• **Exercise aim**: Take the material below and retype it in full; pictures are left out.

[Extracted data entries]

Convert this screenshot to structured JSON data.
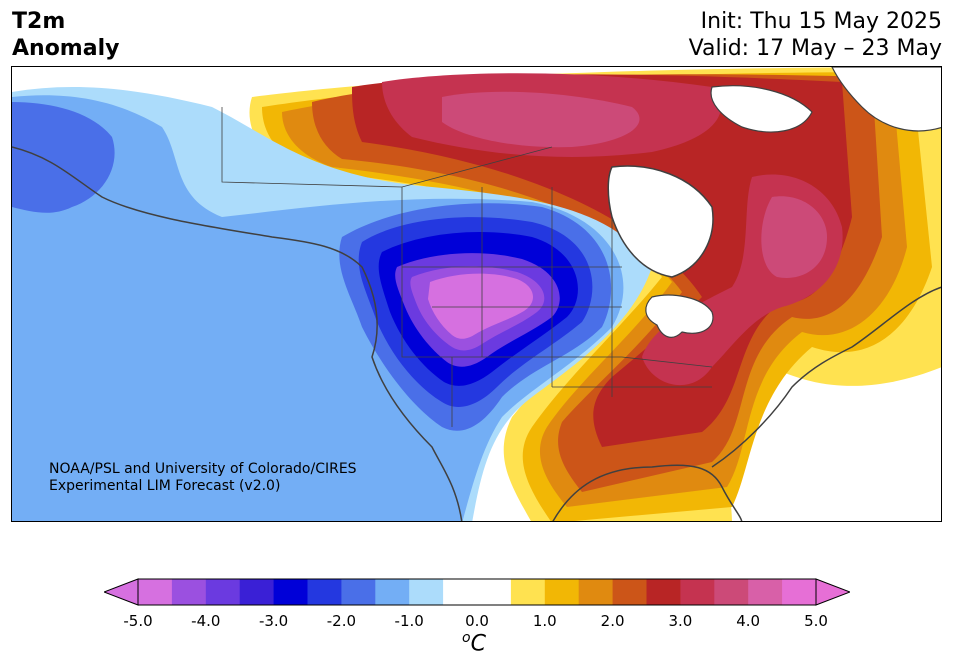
{
  "header": {
    "title_line1": "T2m",
    "title_line2": "Anomaly",
    "init": "Init: Thu 15 May 2025",
    "valid": "Valid: 17 May – 23 May"
  },
  "credit": {
    "line1": "NOAA/PSL and University of Colorado/CIRES",
    "line2": "Experimental LIM Forecast (v2.0)"
  },
  "colorbar": {
    "unit": "C",
    "unit_sup": "o",
    "ticks": [
      "-5.0",
      "-4.0",
      "-3.0",
      "-2.0",
      "-1.0",
      "0.0",
      "1.0",
      "2.0",
      "3.0",
      "4.0",
      "5.0"
    ],
    "under_color": "#d670e0",
    "over_color": "#e66fd6",
    "colors": [
      "#d670e0",
      "#9b50e0",
      "#6b3ae0",
      "#3a20d6",
      "#0000d8",
      "#2438e0",
      "#4a6fe8",
      "#73aef5",
      "#acdcfb",
      "#ffffff",
      "#ffffff",
      "#ffe250",
      "#f2b705",
      "#e08a10",
      "#cc5518",
      "#b82525",
      "#c53350",
      "#cc4a78",
      "#d860a8",
      "#e66fd6"
    ]
  },
  "map": {
    "colors": {
      "deep_purple": "#d670e0",
      "purple": "#9b50e0",
      "violet": "#6b3ae0",
      "dark_blue": "#0000d8",
      "blue": "#2438e0",
      "mid_blue": "#4a6fe8",
      "light_blue": "#73aef5",
      "pale_blue": "#acdcfb",
      "yellow": "#ffe250",
      "gold": "#f2b705",
      "orange": "#e08a10",
      "burnt": "#cc5518",
      "red": "#b82525",
      "crimson": "#c53350",
      "pink": "#cc4a78"
    }
  }
}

• **Task response**:
Convert this screenshot to structured JSON data.
{
  "header": {
    "title_line1": "T2m",
    "title_line2": "Anomaly",
    "init": "Init: Thu 15 May 2025",
    "valid": "Valid: 17 May – 23 May"
  },
  "credit": {
    "line1": "NOAA/PSL and University of Colorado/CIRES",
    "line2": "Experimental LIM Forecast (v2.0)"
  },
  "colorbar": {
    "unit": "C",
    "unit_sup": "o",
    "ticks": [
      "-5.0",
      "-4.0",
      "-3.0",
      "-2.0",
      "-1.0",
      "0.0",
      "1.0",
      "2.0",
      "3.0",
      "4.0",
      "5.0"
    ],
    "under_color": "#d670e0",
    "over_color": "#e66fd6",
    "colors": [
      "#d670e0",
      "#9b50e0",
      "#6b3ae0",
      "#3a20d6",
      "#0000d8",
      "#2438e0",
      "#4a6fe8",
      "#73aef5",
      "#acdcfb",
      "#ffffff",
      "#ffffff",
      "#ffe250",
      "#f2b705",
      "#e08a10",
      "#cc5518",
      "#b82525",
      "#c53350",
      "#cc4a78",
      "#d860a8",
      "#e66fd6"
    ]
  },
  "map": {
    "colors": {
      "deep_purple": "#d670e0",
      "purple": "#9b50e0",
      "violet": "#6b3ae0",
      "dark_blue": "#0000d8",
      "blue": "#2438e0",
      "mid_blue": "#4a6fe8",
      "light_blue": "#73aef5",
      "pale_blue": "#acdcfb",
      "yellow": "#ffe250",
      "gold": "#f2b705",
      "orange": "#e08a10",
      "burnt": "#cc5518",
      "red": "#b82525",
      "crimson": "#c53350",
      "pink": "#cc4a78"
    }
  }
}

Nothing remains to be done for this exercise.